## Stored entries
<<<<
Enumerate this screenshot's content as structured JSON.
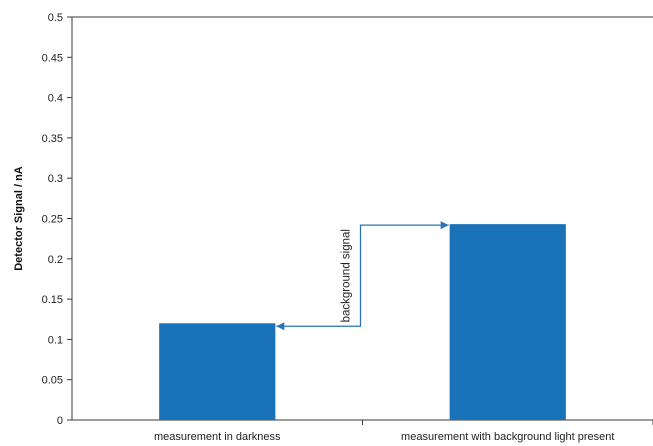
{
  "chart_data": {
    "type": "bar",
    "categories": [
      "measurement in darkness",
      "measurement with background light present"
    ],
    "values": [
      0.12,
      0.243
    ],
    "title": "",
    "xlabel": "",
    "ylabel": "Detector Signal / nA",
    "ylim": [
      0,
      0.5
    ],
    "yticks": [
      "0",
      "0.05",
      "0.1",
      "0.15",
      "0.2",
      "0.25",
      "0.3",
      "0.35",
      "0.4",
      "0.45",
      "0.5"
    ],
    "grid": false,
    "legend": "none",
    "bar_color": "#1a73b8",
    "annotation": {
      "text": "background signal",
      "arrow_color": "#2a74b6"
    }
  }
}
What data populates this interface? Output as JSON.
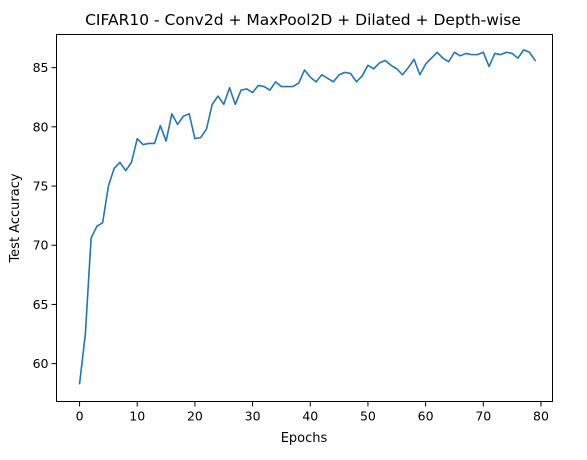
{
  "chart_data": {
    "type": "line",
    "title": "CIFAR10 - Conv2d + MaxPool2D + Dilated + Depth-wise",
    "xlabel": "Epochs",
    "ylabel": "Test Accuracy",
    "xlim": [
      -4,
      82
    ],
    "ylim": [
      56.8,
      87.8
    ],
    "xticks": [
      0,
      10,
      20,
      30,
      40,
      50,
      60,
      70,
      80
    ],
    "yticks": [
      60,
      65,
      70,
      75,
      80,
      85
    ],
    "grid": false,
    "legend": "none",
    "series": [
      {
        "color": "#1f77b4",
        "x": [
          0,
          1,
          2,
          3,
          4,
          5,
          6,
          7,
          8,
          9,
          10,
          11,
          12,
          13,
          14,
          15,
          16,
          17,
          18,
          19,
          20,
          21,
          22,
          23,
          24,
          25,
          26,
          27,
          28,
          29,
          30,
          31,
          32,
          33,
          34,
          35,
          36,
          37,
          38,
          39,
          40,
          41,
          42,
          43,
          44,
          45,
          46,
          47,
          48,
          49,
          50,
          51,
          52,
          53,
          54,
          55,
          56,
          57,
          58,
          59,
          60,
          61,
          62,
          63,
          64,
          65,
          66,
          67,
          68,
          69,
          70,
          71,
          72,
          73,
          74,
          75,
          76,
          77,
          78,
          79
        ],
        "y": [
          58.3,
          62.5,
          70.6,
          71.6,
          71.9,
          75.0,
          76.5,
          77.0,
          76.3,
          77.0,
          79.0,
          78.5,
          78.6,
          78.6,
          80.1,
          78.8,
          81.1,
          80.2,
          80.9,
          81.1,
          79.0,
          79.1,
          79.8,
          81.9,
          82.6,
          81.9,
          83.3,
          81.9,
          83.1,
          83.2,
          82.9,
          83.5,
          83.4,
          83.1,
          83.8,
          83.4,
          83.4,
          83.4,
          83.7,
          84.8,
          84.2,
          83.8,
          84.4,
          84.1,
          83.8,
          84.4,
          84.6,
          84.5,
          83.8,
          84.3,
          85.2,
          84.9,
          85.4,
          85.6,
          85.2,
          84.9,
          84.4,
          85.0,
          85.7,
          84.4,
          85.3,
          85.8,
          86.3,
          85.8,
          85.5,
          86.3,
          86.0,
          86.2,
          86.1,
          86.1,
          86.3,
          85.1,
          86.2,
          86.1,
          86.3,
          86.2,
          85.8,
          86.5,
          86.3,
          85.6
        ]
      }
    ]
  }
}
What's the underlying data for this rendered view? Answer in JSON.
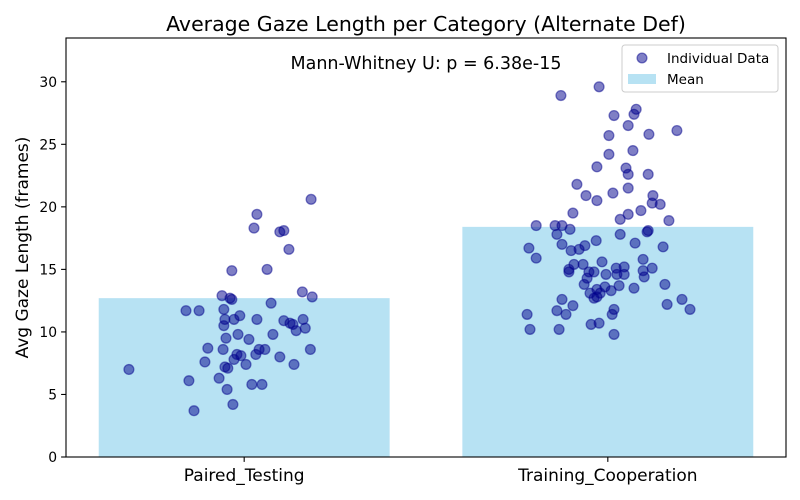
{
  "chart_data": {
    "type": "bar",
    "title": "Average Gaze Length per Category (Alternate Def)",
    "ylabel": "Avg Gaze Length (frames)",
    "categories": [
      "Paired_Testing",
      "Training_Cooperation"
    ],
    "xlim": [
      -0.49,
      1.49
    ],
    "ylim": [
      0,
      33.5
    ],
    "yticks": [
      0,
      5,
      10,
      15,
      20,
      25,
      30
    ],
    "grid": false,
    "legend": "top-right",
    "annotation": "Mann-Whitney U: p = 6.38e-15",
    "series": [
      {
        "name": "Individual Data",
        "type": "scatter",
        "color": "#00008b",
        "points": [
          [
            -0.317,
            7.0
          ],
          [
            -0.16,
            11.7
          ],
          [
            -0.124,
            11.7
          ],
          [
            -0.152,
            6.1
          ],
          [
            -0.138,
            3.7
          ],
          [
            -0.108,
            7.6
          ],
          [
            -0.1,
            8.7
          ],
          [
            -0.069,
            6.3
          ],
          [
            -0.061,
            12.9
          ],
          [
            -0.058,
            8.6
          ],
          [
            -0.056,
            11.8
          ],
          [
            -0.056,
            10.5
          ],
          [
            -0.053,
            11.0
          ],
          [
            -0.05,
            9.5
          ],
          [
            -0.053,
            7.2
          ],
          [
            -0.045,
            7.1
          ],
          [
            -0.047,
            5.4
          ],
          [
            -0.039,
            12.7
          ],
          [
            -0.034,
            12.6
          ],
          [
            -0.034,
            14.9
          ],
          [
            -0.031,
            4.2
          ],
          [
            -0.028,
            7.8
          ],
          [
            -0.02,
            8.2
          ],
          [
            -0.017,
            9.8
          ],
          [
            -0.028,
            11.0
          ],
          [
            -0.012,
            11.3
          ],
          [
            -0.009,
            8.1
          ],
          [
            0.005,
            7.4
          ],
          [
            0.013,
            9.4
          ],
          [
            0.021,
            5.8
          ],
          [
            0.027,
            18.3
          ],
          [
            0.035,
            19.4
          ],
          [
            0.032,
            8.2
          ],
          [
            0.035,
            11.0
          ],
          [
            0.041,
            8.6
          ],
          [
            0.049,
            5.8
          ],
          [
            0.057,
            8.6
          ],
          [
            0.063,
            15.0
          ],
          [
            0.074,
            12.3
          ],
          [
            0.079,
            9.8
          ],
          [
            0.098,
            18.0
          ],
          [
            0.109,
            18.1
          ],
          [
            0.098,
            8.0
          ],
          [
            0.109,
            10.9
          ],
          [
            0.123,
            16.6
          ],
          [
            0.126,
            10.7
          ],
          [
            0.134,
            10.6
          ],
          [
            0.137,
            7.4
          ],
          [
            0.143,
            10.1
          ],
          [
            0.16,
            13.2
          ],
          [
            0.162,
            11.0
          ],
          [
            0.168,
            10.3
          ],
          [
            0.182,
            8.6
          ],
          [
            0.184,
            20.6
          ],
          [
            0.187,
            12.8
          ],
          [
            0.778,
            11.4
          ],
          [
            0.783,
            16.7
          ],
          [
            0.803,
            15.9
          ],
          [
            0.803,
            18.5
          ],
          [
            0.786,
            10.2
          ],
          [
            0.855,
            18.5
          ],
          [
            0.86,
            17.8
          ],
          [
            0.86,
            11.7
          ],
          [
            0.866,
            10.2
          ],
          [
            0.871,
            28.9
          ],
          [
            0.874,
            18.5
          ],
          [
            0.874,
            12.6
          ],
          [
            0.874,
            17.0
          ],
          [
            0.885,
            11.4
          ],
          [
            0.893,
            15.0
          ],
          [
            0.893,
            14.8
          ],
          [
            0.896,
            18.2
          ],
          [
            0.899,
            16.5
          ],
          [
            0.904,
            19.5
          ],
          [
            0.904,
            12.1
          ],
          [
            0.907,
            15.4
          ],
          [
            0.915,
            21.8
          ],
          [
            0.921,
            16.6
          ],
          [
            0.932,
            15.4
          ],
          [
            0.935,
            13.8
          ],
          [
            0.937,
            16.9
          ],
          [
            0.94,
            20.9
          ],
          [
            0.943,
            14.3
          ],
          [
            0.948,
            14.8
          ],
          [
            0.954,
            10.6
          ],
          [
            0.951,
            13.1
          ],
          [
            0.962,
            14.8
          ],
          [
            0.968,
            17.3
          ],
          [
            0.97,
            23.2
          ],
          [
            0.97,
            12.8
          ],
          [
            0.97,
            13.4
          ],
          [
            0.97,
            20.5
          ],
          [
            0.976,
            29.6
          ],
          [
            0.979,
            13.1
          ],
          [
            0.976,
            10.7
          ],
          [
            0.984,
            15.6
          ],
          [
            0.992,
            13.6
          ],
          [
            0.995,
            14.6
          ],
          [
            1.003,
            25.7
          ],
          [
            1.003,
            24.2
          ],
          [
            1.009,
            13.3
          ],
          [
            1.012,
            11.4
          ],
          [
            1.014,
            21.1
          ],
          [
            1.017,
            27.3
          ],
          [
            1.017,
            11.8
          ],
          [
            1.017,
            9.8
          ],
          [
            1.023,
            15.1
          ],
          [
            1.025,
            14.6
          ],
          [
            1.031,
            13.7
          ],
          [
            1.034,
            17.8
          ],
          [
            1.034,
            19.0
          ],
          [
            1.045,
            15.2
          ],
          [
            1.045,
            14.6
          ],
          [
            1.05,
            23.1
          ],
          [
            1.056,
            26.5
          ],
          [
            1.056,
            19.4
          ],
          [
            1.056,
            22.6
          ],
          [
            1.056,
            21.5
          ],
          [
            1.069,
            24.5
          ],
          [
            1.072,
            13.5
          ],
          [
            1.075,
            17.1
          ],
          [
            1.078,
            27.8
          ],
          [
            1.072,
            27.4
          ],
          [
            1.091,
            19.7
          ],
          [
            1.097,
            15.8
          ],
          [
            1.097,
            14.9
          ],
          [
            1.1,
            14.4
          ],
          [
            1.108,
            18.0
          ],
          [
            1.111,
            22.6
          ],
          [
            1.113,
            25.8
          ],
          [
            1.122,
            20.3
          ],
          [
            1.124,
            20.9
          ],
          [
            1.122,
            15.1
          ],
          [
            1.144,
            20.2
          ],
          [
            1.152,
            16.8
          ],
          [
            1.157,
            13.8
          ],
          [
            1.163,
            12.2
          ],
          [
            1.168,
            18.9
          ],
          [
            1.19,
            26.1
          ],
          [
            1.204,
            12.6
          ],
          [
            1.226,
            11.8
          ],
          [
            0.962,
            12.7
          ],
          [
            1.111,
            18.1
          ]
        ]
      },
      {
        "name": "Mean",
        "type": "bar",
        "color": "#87ceeb",
        "values": [
          12.7,
          18.4
        ]
      }
    ]
  }
}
>>>>
## WHAT IS ASKED
For the records above, state how many lines include the string "title", giving the number and nothing else.

## SOLUTION
3